● Collected data entries:
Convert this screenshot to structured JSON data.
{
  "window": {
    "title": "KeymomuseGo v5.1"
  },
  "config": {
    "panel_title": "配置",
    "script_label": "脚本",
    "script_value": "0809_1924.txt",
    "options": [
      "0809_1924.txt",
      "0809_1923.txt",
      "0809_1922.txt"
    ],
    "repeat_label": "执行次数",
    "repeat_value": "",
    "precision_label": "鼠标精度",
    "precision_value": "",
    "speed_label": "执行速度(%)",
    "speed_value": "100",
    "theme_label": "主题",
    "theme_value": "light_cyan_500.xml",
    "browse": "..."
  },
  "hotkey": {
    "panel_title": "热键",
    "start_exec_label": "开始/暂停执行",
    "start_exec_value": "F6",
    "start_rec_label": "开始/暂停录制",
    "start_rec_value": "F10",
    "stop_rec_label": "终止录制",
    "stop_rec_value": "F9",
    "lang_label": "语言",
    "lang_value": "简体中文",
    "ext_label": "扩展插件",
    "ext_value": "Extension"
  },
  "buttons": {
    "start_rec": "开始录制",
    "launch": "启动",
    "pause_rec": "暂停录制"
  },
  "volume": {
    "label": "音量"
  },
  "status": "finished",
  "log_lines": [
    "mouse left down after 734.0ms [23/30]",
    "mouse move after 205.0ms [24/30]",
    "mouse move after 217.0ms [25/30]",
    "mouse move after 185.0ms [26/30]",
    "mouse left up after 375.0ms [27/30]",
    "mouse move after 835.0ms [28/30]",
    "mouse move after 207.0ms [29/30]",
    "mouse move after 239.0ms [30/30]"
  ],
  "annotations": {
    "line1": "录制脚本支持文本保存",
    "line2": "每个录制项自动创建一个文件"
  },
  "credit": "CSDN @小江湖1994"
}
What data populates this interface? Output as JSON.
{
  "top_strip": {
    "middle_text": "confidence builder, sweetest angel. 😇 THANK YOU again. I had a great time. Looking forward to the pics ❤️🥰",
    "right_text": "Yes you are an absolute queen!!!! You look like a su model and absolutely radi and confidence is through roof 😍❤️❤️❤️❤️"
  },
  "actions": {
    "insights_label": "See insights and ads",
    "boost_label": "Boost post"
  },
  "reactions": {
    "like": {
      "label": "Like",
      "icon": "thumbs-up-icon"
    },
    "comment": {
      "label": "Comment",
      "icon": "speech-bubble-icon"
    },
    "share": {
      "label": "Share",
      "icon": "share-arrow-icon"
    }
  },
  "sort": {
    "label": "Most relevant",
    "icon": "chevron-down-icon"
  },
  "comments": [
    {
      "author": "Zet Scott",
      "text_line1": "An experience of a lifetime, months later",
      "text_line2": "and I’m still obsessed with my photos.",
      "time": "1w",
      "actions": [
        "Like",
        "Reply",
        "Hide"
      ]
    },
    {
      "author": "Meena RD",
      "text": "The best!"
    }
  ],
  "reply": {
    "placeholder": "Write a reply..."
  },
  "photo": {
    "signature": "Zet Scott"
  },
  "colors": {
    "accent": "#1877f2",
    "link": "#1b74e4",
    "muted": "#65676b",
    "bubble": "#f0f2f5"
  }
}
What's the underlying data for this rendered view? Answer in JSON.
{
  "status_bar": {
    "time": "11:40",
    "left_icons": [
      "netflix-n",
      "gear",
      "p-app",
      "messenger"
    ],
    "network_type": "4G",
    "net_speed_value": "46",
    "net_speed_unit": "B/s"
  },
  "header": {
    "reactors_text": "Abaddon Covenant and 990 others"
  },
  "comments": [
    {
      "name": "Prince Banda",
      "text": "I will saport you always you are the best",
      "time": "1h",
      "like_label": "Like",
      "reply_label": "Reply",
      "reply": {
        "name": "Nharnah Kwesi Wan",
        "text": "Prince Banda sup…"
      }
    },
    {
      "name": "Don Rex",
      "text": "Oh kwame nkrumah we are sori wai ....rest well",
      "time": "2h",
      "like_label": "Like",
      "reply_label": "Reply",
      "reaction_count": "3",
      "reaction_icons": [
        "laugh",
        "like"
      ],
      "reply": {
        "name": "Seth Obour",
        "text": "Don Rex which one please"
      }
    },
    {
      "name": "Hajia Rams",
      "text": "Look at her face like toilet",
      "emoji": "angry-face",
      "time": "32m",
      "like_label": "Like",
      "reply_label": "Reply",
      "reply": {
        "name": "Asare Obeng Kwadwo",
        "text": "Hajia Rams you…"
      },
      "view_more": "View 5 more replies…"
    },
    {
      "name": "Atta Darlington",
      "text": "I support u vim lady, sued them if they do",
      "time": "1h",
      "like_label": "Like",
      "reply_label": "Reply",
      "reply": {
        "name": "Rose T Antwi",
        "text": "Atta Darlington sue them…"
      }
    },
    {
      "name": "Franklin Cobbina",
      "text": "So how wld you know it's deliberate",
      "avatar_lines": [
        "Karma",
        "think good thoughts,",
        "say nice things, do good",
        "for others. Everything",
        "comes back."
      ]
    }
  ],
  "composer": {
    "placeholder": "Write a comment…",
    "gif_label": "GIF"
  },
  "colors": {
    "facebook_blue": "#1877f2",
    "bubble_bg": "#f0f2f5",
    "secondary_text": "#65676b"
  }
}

● TASK TO COMPLETE: A line counts if it holds the word "best". How many lines of the entries count? Give the number only.

● PROBLEM SOLUTION: 2